STATED GOAL. Pick out all lines in the listing holding the string "title" and copy them.

Data tied to figure images
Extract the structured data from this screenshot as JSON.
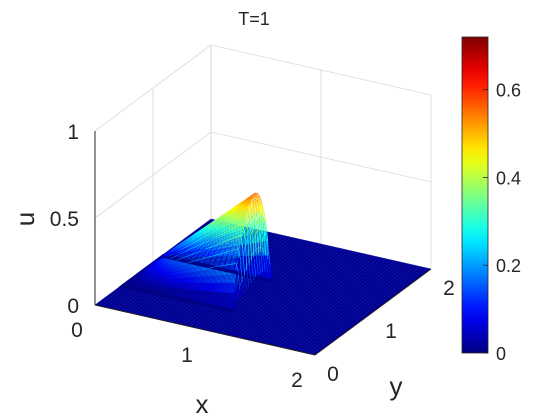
{
  "chart_data": {
    "type": "surface",
    "title": "T=1",
    "xlabel": "x",
    "ylabel": "y",
    "zlabel": "u",
    "xlim": [
      0,
      2
    ],
    "ylim": [
      0,
      2
    ],
    "zlim": [
      0,
      1
    ],
    "x_ticks": [
      "0",
      "1",
      "2"
    ],
    "y_ticks": [
      "0",
      "1",
      "2"
    ],
    "z_ticks": [
      "0",
      "0.5",
      "1"
    ],
    "colorbar": {
      "colormap": "jet",
      "limits": [
        0,
        0.72
      ],
      "ticks": [
        "0",
        "0.2",
        "0.4",
        "0.6"
      ],
      "tick_values": [
        0,
        0.2,
        0.4,
        0.6
      ]
    },
    "peak": {
      "x": 1.0,
      "y": 0.82,
      "u": 0.72
    },
    "shape": "wedge rising linearly in x from 0 at x=0 to about 0.72 at x=1, sharp front near x=1, support roughly 0.5 <= y <= 1.1, zero elsewhere",
    "grid": true
  },
  "colors": {
    "background": "#ffffff",
    "grid": "#d9d9d9",
    "axis": "#262626",
    "mesh_low": "#00008f"
  }
}
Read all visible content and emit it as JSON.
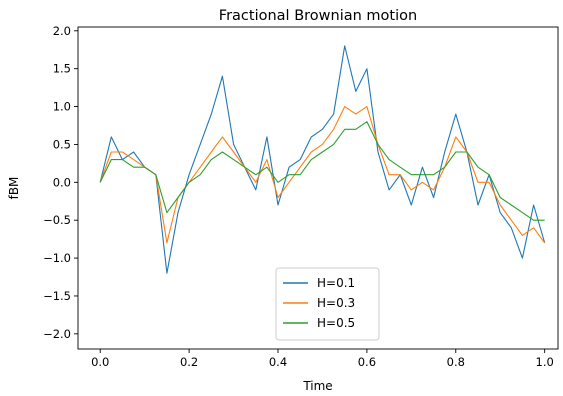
{
  "chart_data": {
    "type": "line",
    "title": "Fractional Brownian motion",
    "xlabel": "Time",
    "ylabel": "fBM",
    "xlim": [
      -0.05,
      1.03
    ],
    "ylim": [
      -2.2,
      2.05
    ],
    "xticks": [
      0.0,
      0.2,
      0.4,
      0.6,
      0.8,
      1.0
    ],
    "xtick_labels": [
      "0.0",
      "0.2",
      "0.4",
      "0.6",
      "0.8",
      "1.0"
    ],
    "yticks": [
      -2.0,
      -1.5,
      -1.0,
      -0.5,
      0.0,
      0.5,
      1.0,
      1.5,
      2.0
    ],
    "ytick_labels": [
      "−2.0",
      "−1.5",
      "−1.0",
      "−0.5",
      "0.0",
      "0.5",
      "1.0",
      "1.5",
      "2.0"
    ],
    "grid": false,
    "legend": {
      "position": "lower-center"
    },
    "series": [
      {
        "name": "H=0.1",
        "color": "#1f77b4",
        "x": [
          0.0,
          0.025,
          0.05,
          0.075,
          0.1,
          0.125,
          0.15,
          0.175,
          0.2,
          0.225,
          0.25,
          0.275,
          0.3,
          0.325,
          0.35,
          0.375,
          0.4,
          0.425,
          0.45,
          0.475,
          0.5,
          0.525,
          0.55,
          0.575,
          0.6,
          0.625,
          0.65,
          0.675,
          0.7,
          0.725,
          0.75,
          0.775,
          0.8,
          0.825,
          0.85,
          0.875,
          0.9,
          0.925,
          0.95,
          0.975,
          1.0
        ],
        "y": [
          0.0,
          0.6,
          0.3,
          0.4,
          0.2,
          0.1,
          -1.2,
          -0.4,
          0.1,
          0.5,
          0.9,
          1.4,
          0.5,
          0.2,
          -0.1,
          0.6,
          -0.3,
          0.2,
          0.3,
          0.6,
          0.7,
          0.9,
          1.8,
          1.2,
          1.5,
          0.4,
          -0.1,
          0.1,
          -0.3,
          0.2,
          -0.2,
          0.4,
          0.9,
          0.4,
          -0.3,
          0.1,
          -0.4,
          -0.6,
          -1.0,
          -0.3,
          -0.8
        ]
      },
      {
        "name": "H=0.3",
        "color": "#ff7f0e",
        "x": [
          0.0,
          0.025,
          0.05,
          0.075,
          0.1,
          0.125,
          0.15,
          0.175,
          0.2,
          0.225,
          0.25,
          0.275,
          0.3,
          0.325,
          0.35,
          0.375,
          0.4,
          0.425,
          0.45,
          0.475,
          0.5,
          0.525,
          0.55,
          0.575,
          0.6,
          0.625,
          0.65,
          0.675,
          0.7,
          0.725,
          0.75,
          0.775,
          0.8,
          0.825,
          0.85,
          0.875,
          0.9,
          0.925,
          0.95,
          0.975,
          1.0
        ],
        "y": [
          0.0,
          0.4,
          0.4,
          0.3,
          0.2,
          0.1,
          -0.8,
          -0.2,
          0.0,
          0.2,
          0.4,
          0.6,
          0.4,
          0.2,
          0.0,
          0.3,
          -0.2,
          0.0,
          0.2,
          0.4,
          0.5,
          0.7,
          1.0,
          0.9,
          1.0,
          0.5,
          0.1,
          0.1,
          -0.1,
          0.0,
          -0.1,
          0.2,
          0.6,
          0.4,
          0.0,
          0.0,
          -0.3,
          -0.5,
          -0.7,
          -0.6,
          -0.8
        ]
      },
      {
        "name": "H=0.5",
        "color": "#2ca02c",
        "x": [
          0.0,
          0.025,
          0.05,
          0.075,
          0.1,
          0.125,
          0.15,
          0.175,
          0.2,
          0.225,
          0.25,
          0.275,
          0.3,
          0.325,
          0.35,
          0.375,
          0.4,
          0.425,
          0.45,
          0.475,
          0.5,
          0.525,
          0.55,
          0.575,
          0.6,
          0.625,
          0.65,
          0.675,
          0.7,
          0.725,
          0.75,
          0.775,
          0.8,
          0.825,
          0.85,
          0.875,
          0.9,
          0.925,
          0.95,
          0.975,
          1.0
        ],
        "y": [
          0.0,
          0.3,
          0.3,
          0.2,
          0.2,
          0.1,
          -0.4,
          -0.2,
          0.0,
          0.1,
          0.3,
          0.4,
          0.3,
          0.2,
          0.1,
          0.2,
          0.0,
          0.1,
          0.1,
          0.3,
          0.4,
          0.5,
          0.7,
          0.7,
          0.8,
          0.5,
          0.3,
          0.2,
          0.1,
          0.1,
          0.1,
          0.2,
          0.4,
          0.4,
          0.2,
          0.1,
          -0.2,
          -0.3,
          -0.4,
          -0.5,
          -0.5
        ]
      }
    ]
  }
}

RESPONSE TO THE EXERCISE.
    "title": "T=1",
    "title": "Fractional Brownian motion",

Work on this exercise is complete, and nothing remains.